--- Instructions to follow ---
Retype the material in full, keeping every word the same.

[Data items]
>> Begin
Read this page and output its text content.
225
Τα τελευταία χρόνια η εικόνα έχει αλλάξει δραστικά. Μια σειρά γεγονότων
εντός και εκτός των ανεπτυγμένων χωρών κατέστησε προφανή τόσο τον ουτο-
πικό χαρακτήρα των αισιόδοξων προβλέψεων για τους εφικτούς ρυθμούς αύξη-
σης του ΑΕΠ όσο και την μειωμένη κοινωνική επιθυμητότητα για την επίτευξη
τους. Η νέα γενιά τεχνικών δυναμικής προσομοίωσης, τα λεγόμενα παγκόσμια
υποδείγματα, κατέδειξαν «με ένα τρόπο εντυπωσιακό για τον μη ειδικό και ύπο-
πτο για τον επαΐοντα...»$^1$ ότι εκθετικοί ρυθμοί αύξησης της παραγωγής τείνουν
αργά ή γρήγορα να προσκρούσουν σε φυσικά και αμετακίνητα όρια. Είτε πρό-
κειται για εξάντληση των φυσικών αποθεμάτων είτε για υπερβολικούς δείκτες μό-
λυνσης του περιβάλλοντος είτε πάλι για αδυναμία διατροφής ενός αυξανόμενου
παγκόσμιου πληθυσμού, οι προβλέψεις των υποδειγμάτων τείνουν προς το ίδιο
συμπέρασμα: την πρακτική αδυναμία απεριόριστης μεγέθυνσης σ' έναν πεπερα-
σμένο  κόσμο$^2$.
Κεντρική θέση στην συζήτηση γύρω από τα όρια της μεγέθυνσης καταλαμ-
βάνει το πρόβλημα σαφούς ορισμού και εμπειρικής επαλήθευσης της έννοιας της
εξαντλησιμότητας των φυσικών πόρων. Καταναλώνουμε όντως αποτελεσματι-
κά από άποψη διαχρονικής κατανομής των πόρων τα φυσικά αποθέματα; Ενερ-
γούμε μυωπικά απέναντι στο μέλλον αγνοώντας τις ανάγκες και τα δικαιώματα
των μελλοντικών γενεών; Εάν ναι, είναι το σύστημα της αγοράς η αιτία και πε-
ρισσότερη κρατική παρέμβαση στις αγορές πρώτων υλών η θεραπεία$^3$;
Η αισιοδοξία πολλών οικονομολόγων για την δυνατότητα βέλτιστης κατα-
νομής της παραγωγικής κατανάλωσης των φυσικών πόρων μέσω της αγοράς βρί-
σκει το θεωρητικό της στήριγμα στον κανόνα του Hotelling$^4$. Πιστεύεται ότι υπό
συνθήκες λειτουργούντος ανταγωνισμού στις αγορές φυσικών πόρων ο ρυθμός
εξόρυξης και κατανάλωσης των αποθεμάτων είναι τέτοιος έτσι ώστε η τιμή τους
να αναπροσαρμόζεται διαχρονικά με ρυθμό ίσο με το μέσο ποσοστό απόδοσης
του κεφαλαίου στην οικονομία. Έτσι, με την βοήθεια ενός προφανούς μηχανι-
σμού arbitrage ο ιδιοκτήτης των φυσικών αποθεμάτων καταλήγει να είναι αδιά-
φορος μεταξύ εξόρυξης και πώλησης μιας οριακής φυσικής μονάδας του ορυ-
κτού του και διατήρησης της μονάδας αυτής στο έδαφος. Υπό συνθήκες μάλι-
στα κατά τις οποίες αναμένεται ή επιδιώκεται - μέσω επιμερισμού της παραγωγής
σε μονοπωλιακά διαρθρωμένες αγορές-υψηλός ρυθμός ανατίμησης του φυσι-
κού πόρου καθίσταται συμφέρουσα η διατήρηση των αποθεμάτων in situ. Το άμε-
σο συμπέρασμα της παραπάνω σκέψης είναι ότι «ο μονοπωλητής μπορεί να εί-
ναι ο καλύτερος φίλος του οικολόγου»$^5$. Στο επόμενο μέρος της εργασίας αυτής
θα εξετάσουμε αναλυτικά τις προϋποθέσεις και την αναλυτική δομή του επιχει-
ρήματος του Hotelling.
>> End
--- Complete response ---
Read this page and output its text content.
225
Τα τελευταία χρόνια η εικόνα έχει αλλάξει δραστικά. Μια σειρά γεγονότων
εντός και εκτός των ανεπτυγμένων χωρών κατέστησε προφανή τόσο τον ουτο-
πικό χαρακτήρα των αισιόδοξων προβλέψεων για τους εφικτούς ρυθμούς αύξη-
σης του ΑΕΠ όσο και την μειωμένη κοινωνική επιθυμητότητα για την επίτευξη
τους. Η νέα γενιά τεχνικών δυναμικής προσομοίωσης, τα λεγόμενα παγκόσμια
υποδείγματα, κατέδειξαν «με ένα τρόπο εντυπωσιακό για τον μη ειδικό και ύπο-
πτο για τον επαΐοντα...»$^1$ ότι εκθετικοί ρυθμοί αύξησης της παραγωγής τείνουν
αργά ή γρήγορα να προσκρούσουν σε φυσικά και αμετακίνητα όρια. Είτε πρό-
κειται για εξάντληση των φυσικών αποθεμάτων είτε για υπερβολικούς δείκτες μό-
λυνσης του περιβάλλοντος είτε πάλι για αδυναμία διατροφής ενός αυξανόμενου
παγκόσμιου πληθυσμού, οι προβλέψεις των υποδειγμάτων τείνουν προς το ίδιο
συμπέρασμα: την πρακτική αδυναμία απεριόριστης μεγέθυνσης σ' έναν πεπερα-
σμένο  κόσμο$^2$.
Κεντρική θέση στην συζήτηση γύρω από τα όρια της μεγέθυνσης καταλαμ-
βάνει το πρόβλημα σαφούς ορισμού και εμπειρικής επαλήθευσης της έννοιας της
εξαντλησιμότητας των φυσικών πόρων. Καταναλώνουμε όντως αποτελεσματι-
κά από άποψη διαχρονικής κατανομής των πόρων τα φυσικά αποθέματα; Ενερ-
γούμε μυωπικά απέναντι στο μέλλον αγνοώντας τις ανάγκες και τα δικαιώματα
των μελλοντικών γενεών; Εάν ναι, είναι το σύστημα της αγοράς η αιτία και πε-
ρισσότερη κρατική παρέμβαση στις αγορές πρώτων υλών η θεραπεία$^3$;
Η αισιοδοξία πολλών οικονομολόγων για την δυνατότητα βέλτιστης κατα-
νομής της παραγωγικής κατανάλωσης των φυσικών πόρων μέσω της αγοράς βρί-
σκει το θεωρητικό της στήριγμα στον κανόνα του Hotelling$^4$. Πιστεύεται ότι υπό
συνθήκες λειτουργούντος ανταγωνισμού στις αγορές φυσικών πόρων ο ρυθμός
εξόρυξης και κατανάλωσης των αποθεμάτων είναι τέτοιος έτσι ώστε η τιμή τους
να αναπροσαρμόζεται διαχρονικά με ρυθμό ίσο με το μέσο ποσοστό απόδοσης
του κεφαλαίου στην οικονομία. Έτσι, με την βοήθεια ενός προφανούς μηχανι-
σμού arbitrage ο ιδιοκτήτης των φυσικών αποθεμάτων καταλήγει να είναι αδιά-
φορος μεταξύ εξόρυξης και πώλησης μιας οριακής φυσικής μονάδας του ορυ-
κτού του και διατήρησης της μονάδας αυτής στο έδαφος. Υπό συνθήκες μάλι-
στα κατά τις οποίες αναμένεται ή επιδιώκεται - μέσω επιμερισμού της παραγωγής
σε μονοπωλιακά διαρθρωμένες αγορές-υψηλός ρυθμός ανατίμησης του φυσι-
κού πόρου καθίσταται συμφέρουσα η διατήρηση των αποθεμάτων in situ. Το άμε-
σο συμπέρασμα της παραπάνω σκέψης είναι ότι «ο μονοπωλητής μπορεί να εί-
ναι ο καλύτερος φίλος του οικολόγου»$^5$. Στο επόμενο μέρος της εργασίας αυτής
θα εξετάσουμε αναλυτικά τις προϋποθέσεις και την αναλυτική δομή του επιχει-
ρήματος του Hotelling.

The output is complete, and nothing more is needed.